→ **Lines of data**
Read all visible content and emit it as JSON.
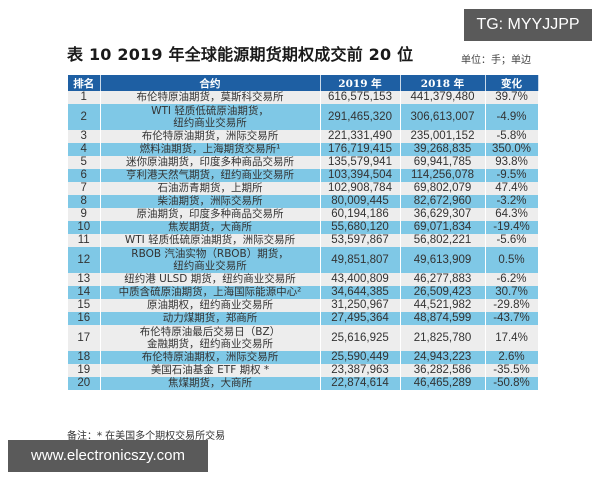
{
  "watermark_top": "TG: MYYJJPP",
  "watermark_bottom": "www.electronicszy.com",
  "title": "表 10  2019 年全球能源期货期权成交前 20 位",
  "unit": "单位：手；单边",
  "headers": [
    "排名",
    "合约",
    "2019 年",
    "2018 年",
    "变化"
  ],
  "rows": [
    {
      "rank": "1",
      "contract": "布伦特原油期货，莫斯科交易所",
      "y2019": "616,575,153",
      "y2018": "441,379,480",
      "change": "39.7%"
    },
    {
      "rank": "2",
      "contract": "WTI 轻质低硫原油期货，\n纽约商业交易所",
      "y2019": "291,465,320",
      "y2018": "306,613,007",
      "change": "-4.9%"
    },
    {
      "rank": "3",
      "contract": "布伦特原油期货，洲际交易所",
      "y2019": "221,331,490",
      "y2018": "235,001,152",
      "change": "-5.8%"
    },
    {
      "rank": "4",
      "contract": "燃料油期货，上海期货交易所¹",
      "y2019": "176,719,415",
      "y2018": "39,268,835",
      "change": "350.0%"
    },
    {
      "rank": "5",
      "contract": "迷你原油期货，印度多种商品交易所",
      "y2019": "135,579,941",
      "y2018": "69,941,785",
      "change": "93.8%"
    },
    {
      "rank": "6",
      "contract": "亨利港天然气期货，纽约商业交易所",
      "y2019": "103,394,504",
      "y2018": "114,256,078",
      "change": "-9.5%"
    },
    {
      "rank": "7",
      "contract": "石油沥青期货，上期所",
      "y2019": "102,908,784",
      "y2018": "69,802,079",
      "change": "47.4%"
    },
    {
      "rank": "8",
      "contract": "柴油期货，洲际交易所",
      "y2019": "80,009,445",
      "y2018": "82,672,960",
      "change": "-3.2%"
    },
    {
      "rank": "9",
      "contract": "原油期货，印度多种商品交易所",
      "y2019": "60,194,186",
      "y2018": "36,629,307",
      "change": "64.3%"
    },
    {
      "rank": "10",
      "contract": "焦炭期货，大商所",
      "y2019": "55,680,120",
      "y2018": "69,071,834",
      "change": "-19.4%"
    },
    {
      "rank": "11",
      "contract": "WTI 轻质低硫原油期货，洲际交易所",
      "y2019": "53,597,867",
      "y2018": "56,802,221",
      "change": "-5.6%"
    },
    {
      "rank": "12",
      "contract": "RBOB 汽油实物（RBOB）期货，\n纽约商业交易所",
      "y2019": "49,851,807",
      "y2018": "49,613,909",
      "change": "0.5%"
    },
    {
      "rank": "13",
      "contract": "纽约港 ULSD 期货，纽约商业交易所",
      "y2019": "43,400,809",
      "y2018": "46,277,883",
      "change": "-6.2%"
    },
    {
      "rank": "14",
      "contract": "中质含硫原油期货，上海国际能源中心²",
      "y2019": "34,644,385",
      "y2018": "26,509,423",
      "change": "30.7%"
    },
    {
      "rank": "15",
      "contract": "原油期权，纽约商业交易所",
      "y2019": "31,250,967",
      "y2018": "44,521,982",
      "change": "-29.8%"
    },
    {
      "rank": "16",
      "contract": "动力煤期货，郑商所",
      "y2019": "27,495,364",
      "y2018": "48,874,599",
      "change": "-43.7%"
    },
    {
      "rank": "17",
      "contract": "布伦特原油最后交易日（BZ）\n金融期货，纽约商业交易所",
      "y2019": "25,616,925",
      "y2018": "21,825,780",
      "change": "17.4%"
    },
    {
      "rank": "18",
      "contract": "布伦特原油期权，洲际交易所",
      "y2019": "25,590,449",
      "y2018": "24,943,223",
      "change": "2.6%"
    },
    {
      "rank": "19",
      "contract": "美国石油基金 ETF 期权 *",
      "y2019": "23,387,963",
      "y2018": "36,282,586",
      "change": "-35.5%"
    },
    {
      "rank": "20",
      "contract": "焦煤期货，大商所",
      "y2019": "22,874,614",
      "y2018": "46,465,289",
      "change": "-50.8%"
    }
  ],
  "note": "备注：*  在美国多个期权交易所交易",
  "colors": {
    "header_bg": "#1e5fa3",
    "row_light": "#ededed",
    "row_blue": "#7fc8e6",
    "watermark_bg": "#5a5a5a"
  }
}
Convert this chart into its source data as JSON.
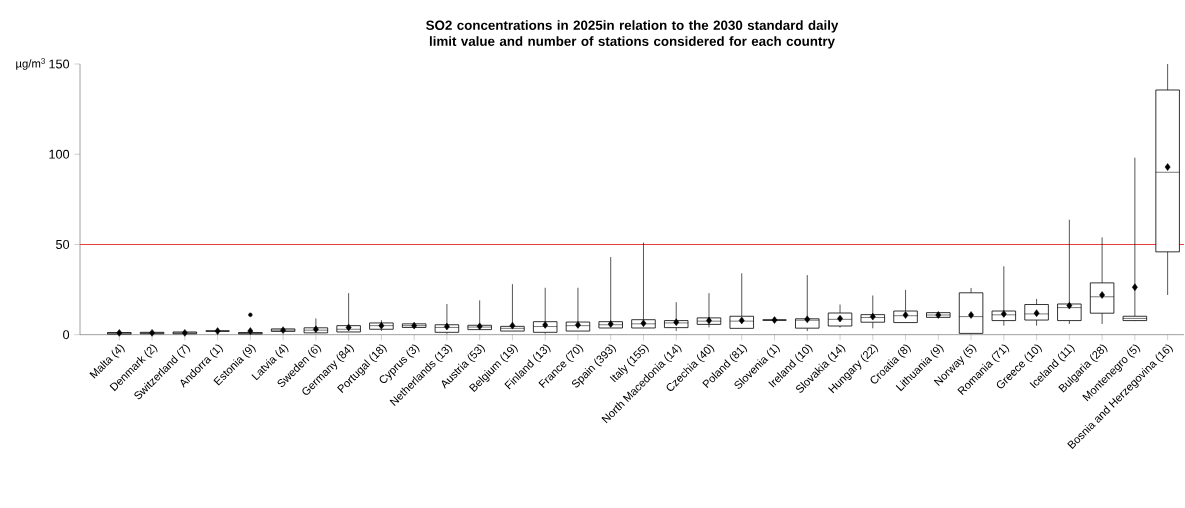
{
  "chart_data": {
    "type": "box",
    "title": "SO2 concentrations in 2025in relation to the 2030 standard daily limit value and number of stations considered for each country",
    "ylabel": "µg/m$^{3}$",
    "categories": [
      "Malta (4)",
      "Denmark (2)",
      "Switzerland (7)",
      "Andorra (1)",
      "Estonia (9)",
      "Latvia (4)",
      "Sweden (6)",
      "Germany (84)",
      "Portugal (18)",
      "Cyprus (3)",
      "Netherlands (13)",
      "Austria (53)",
      "Belgium (19)",
      "Finland (13)",
      "France (70)",
      "Spain (393)",
      "Italy (155)",
      "North Macedonia (14)",
      "Czechia (40)",
      "Poland (81)",
      "Slovenia (1)",
      "Ireland (10)",
      "Slovakia (14)",
      "Hungary (22)",
      "Croatia (8)",
      "Lithuania (9)",
      "Norway (5)",
      "Romania (71)",
      "Greece (10)",
      "Iceland (11)",
      "Bulgaria (28)",
      "Montenegro (5)",
      "Bosnia and Herzegovina (16)"
    ],
    "boxes": [
      {
        "low": 0.3,
        "q1": 0.3,
        "median": 0.8,
        "q3": 1.2,
        "high": 1.2,
        "mean": 1
      },
      {
        "low": 0.5,
        "q1": 0.5,
        "median": 0.9,
        "q3": 1.3,
        "high": 1.3,
        "mean": 1
      },
      {
        "low": 0.5,
        "q1": 0.5,
        "median": 1,
        "q3": 1.5,
        "high": 1.5,
        "mean": 1
      },
      {
        "low": 2,
        "q1": 2,
        "median": 2,
        "q3": 2,
        "high": 2,
        "mean": 2
      },
      {
        "low": 0.4,
        "q1": 0.4,
        "median": 0.8,
        "q3": 1.2,
        "high": 1.2,
        "mean": 2,
        "outliers": [
          11
        ]
      },
      {
        "low": 1.8,
        "q1": 1.8,
        "median": 2.5,
        "q3": 3.2,
        "high": 3.2,
        "mean": 2.5
      },
      {
        "low": 1,
        "q1": 1,
        "median": 2.5,
        "q3": 3.8,
        "high": 9,
        "mean": 3
      },
      {
        "low": 1.5,
        "q1": 1.5,
        "median": 3,
        "q3": 5,
        "high": 23,
        "mean": 4
      },
      {
        "low": 2,
        "q1": 3,
        "median": 5,
        "q3": 6.5,
        "high": 8,
        "mean": 5
      },
      {
        "low": 3.5,
        "q1": 4,
        "median": 5,
        "q3": 6,
        "high": 6.5,
        "mean": 5
      },
      {
        "low": 0.5,
        "q1": 1.3,
        "median": 4,
        "q3": 5.5,
        "high": 17,
        "mean": 4.5
      },
      {
        "low": 2.8,
        "q1": 2.8,
        "median": 4.2,
        "q3": 5.2,
        "high": 19,
        "mean": 4.6
      },
      {
        "low": 2,
        "q1": 2,
        "median": 3.5,
        "q3": 4.6,
        "high": 28,
        "mean": 5
      },
      {
        "low": 0.5,
        "q1": 1.3,
        "median": 4.5,
        "q3": 7.2,
        "high": 26,
        "mean": 5.4
      },
      {
        "low": 2,
        "q1": 2,
        "median": 5,
        "q3": 7,
        "high": 26,
        "mean": 5.4
      },
      {
        "low": 3.7,
        "q1": 3.7,
        "median": 5.5,
        "q3": 7.2,
        "high": 43,
        "mean": 5.9
      },
      {
        "low": 3.7,
        "q1": 3.7,
        "median": 6,
        "q3": 8.3,
        "high": 51,
        "mean": 6.3
      },
      {
        "low": 2,
        "q1": 3.9,
        "median": 6.5,
        "q3": 7.8,
        "high": 18,
        "mean": 6.9
      },
      {
        "low": 4,
        "q1": 5.7,
        "median": 7.5,
        "q3": 9.3,
        "high": 23,
        "mean": 7.8
      },
      {
        "low": 3.5,
        "q1": 3.5,
        "median": 7.5,
        "q3": 10.2,
        "high": 34,
        "mean": 7.9
      },
      {
        "low": 8.1,
        "q1": 8.1,
        "median": 8.1,
        "q3": 8.1,
        "high": 8.1,
        "mean": 8.1
      },
      {
        "low": 2,
        "q1": 3.6,
        "median": 8,
        "q3": 8.8,
        "high": 33,
        "mean": 8.5
      },
      {
        "low": 3.9,
        "q1": 4.8,
        "median": 8.5,
        "q3": 12,
        "high": 16.7,
        "mean": 8.9
      },
      {
        "low": 3.5,
        "q1": 6.9,
        "median": 9.5,
        "q3": 11.1,
        "high": 21.7,
        "mean": 10
      },
      {
        "low": 6.7,
        "q1": 6.7,
        "median": 10.5,
        "q3": 13.1,
        "high": 24.8,
        "mean": 10.9
      },
      {
        "low": 9.6,
        "q1": 9.6,
        "median": 10.9,
        "q3": 12.2,
        "high": 12.2,
        "mean": 10.9
      },
      {
        "low": 0.5,
        "q1": 0.7,
        "median": 10,
        "q3": 23.2,
        "high": 25.9,
        "mean": 10.9
      },
      {
        "low": 5,
        "q1": 7.8,
        "median": 11,
        "q3": 13.1,
        "high": 37.9,
        "mean": 11.5
      },
      {
        "low": 5,
        "q1": 8.1,
        "median": 11.5,
        "q3": 16.7,
        "high": 19.8,
        "mean": 11.9
      },
      {
        "low": 5.9,
        "q1": 7.8,
        "median": 15,
        "q3": 17,
        "high": 63.7,
        "mean": 16.1
      },
      {
        "low": 5.9,
        "q1": 11.9,
        "median": 21,
        "q3": 28.7,
        "high": 53.9,
        "mean": 22
      },
      {
        "low": 7.5,
        "q1": 7.8,
        "median": 9,
        "q3": 10.2,
        "high": 98.1,
        "mean": 26.3
      },
      {
        "low": 22,
        "q1": 45.9,
        "median": 90,
        "q3": 135.6,
        "high": 150,
        "mean": 92.9
      }
    ],
    "color": "#000000",
    "marker": "diamond",
    "ylim": [
      0,
      150
    ],
    "yticks": [
      0,
      50,
      100,
      150
    ],
    "ref_lines": [
      {
        "axis": "y",
        "value": 50,
        "color": "#e8413c"
      }
    ]
  }
}
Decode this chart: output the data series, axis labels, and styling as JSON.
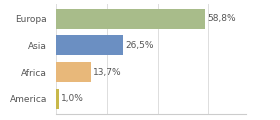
{
  "categories": [
    "America",
    "Africa",
    "Asia",
    "Europa"
  ],
  "values": [
    1.0,
    13.7,
    26.5,
    58.8
  ],
  "labels": [
    "1,0%",
    "13,7%",
    "26,5%",
    "58,8%"
  ],
  "bar_colors": [
    "#c8b84a",
    "#e8b87a",
    "#6b8fc2",
    "#a8bc8a"
  ],
  "background_color": "#ffffff",
  "xlim": [
    0,
    75
  ],
  "bar_height": 0.75,
  "label_fontsize": 6.5,
  "tick_fontsize": 6.5,
  "grid_color": "#dddddd",
  "grid_xticks": [
    0,
    20,
    40,
    60
  ]
}
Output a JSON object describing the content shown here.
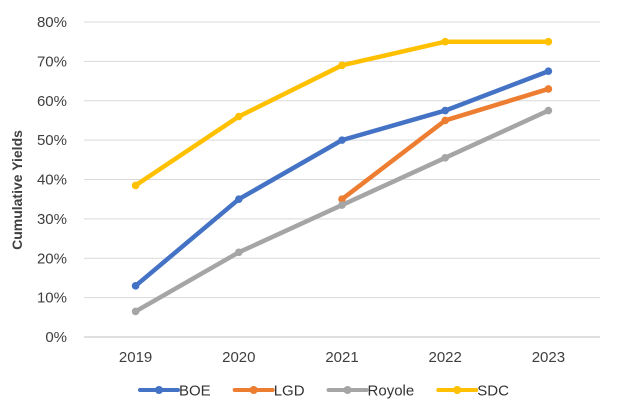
{
  "chart_data": {
    "type": "line",
    "title": "",
    "xlabel": "",
    "ylabel": "Cumulative Yields",
    "categories": [
      "2019",
      "2020",
      "2021",
      "2022",
      "2023"
    ],
    "ylim": [
      0,
      80
    ],
    "yticks": [
      0,
      10,
      20,
      30,
      40,
      50,
      60,
      70,
      80
    ],
    "ytick_labels": [
      "0%",
      "10%",
      "20%",
      "30%",
      "40%",
      "50%",
      "60%",
      "70%",
      "80%"
    ],
    "grid": true,
    "legend": "bottom",
    "series": [
      {
        "name": "BOE",
        "color": "#4472c4",
        "values": [
          13,
          35,
          50,
          57.5,
          67.5
        ]
      },
      {
        "name": "LGD",
        "color": "#ed7d31",
        "values": [
          null,
          null,
          35,
          55,
          63
        ]
      },
      {
        "name": "Royole",
        "color": "#a5a5a5",
        "values": [
          6.5,
          21.5,
          33.5,
          45.5,
          57.5
        ]
      },
      {
        "name": "SDC",
        "color": "#ffc000",
        "values": [
          38.5,
          56,
          69,
          75,
          75
        ]
      }
    ]
  }
}
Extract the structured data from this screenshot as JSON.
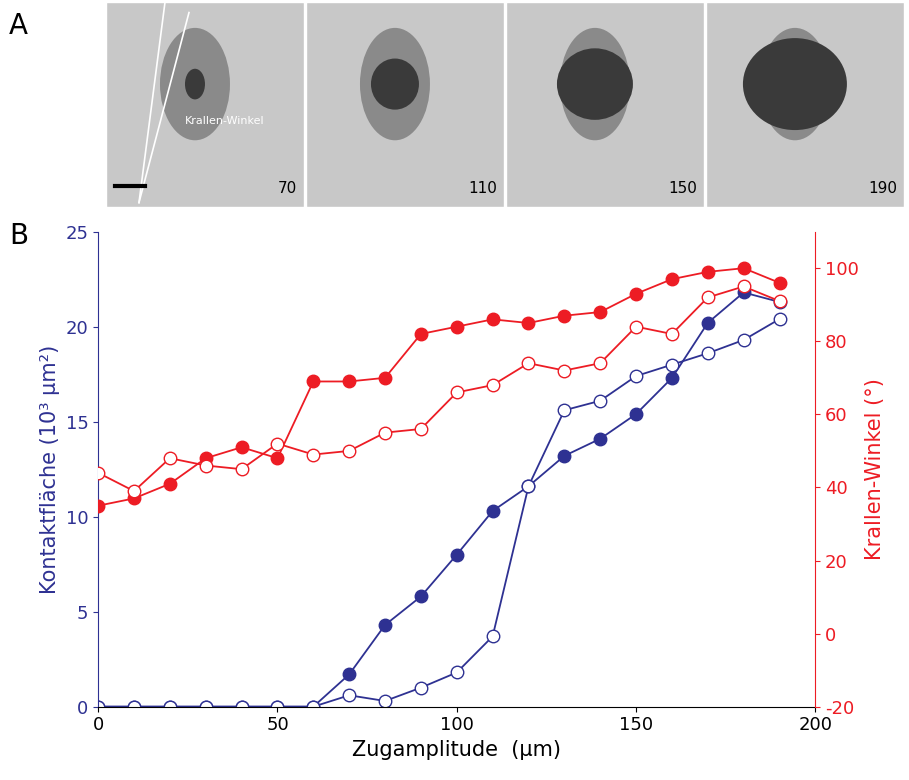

→ **Required work**
Copy out each line of the entries that holds "series".

→ **Output of the exercise**
Decode this chart: output the data series, axis labels, and styling as JSON.
    "series": [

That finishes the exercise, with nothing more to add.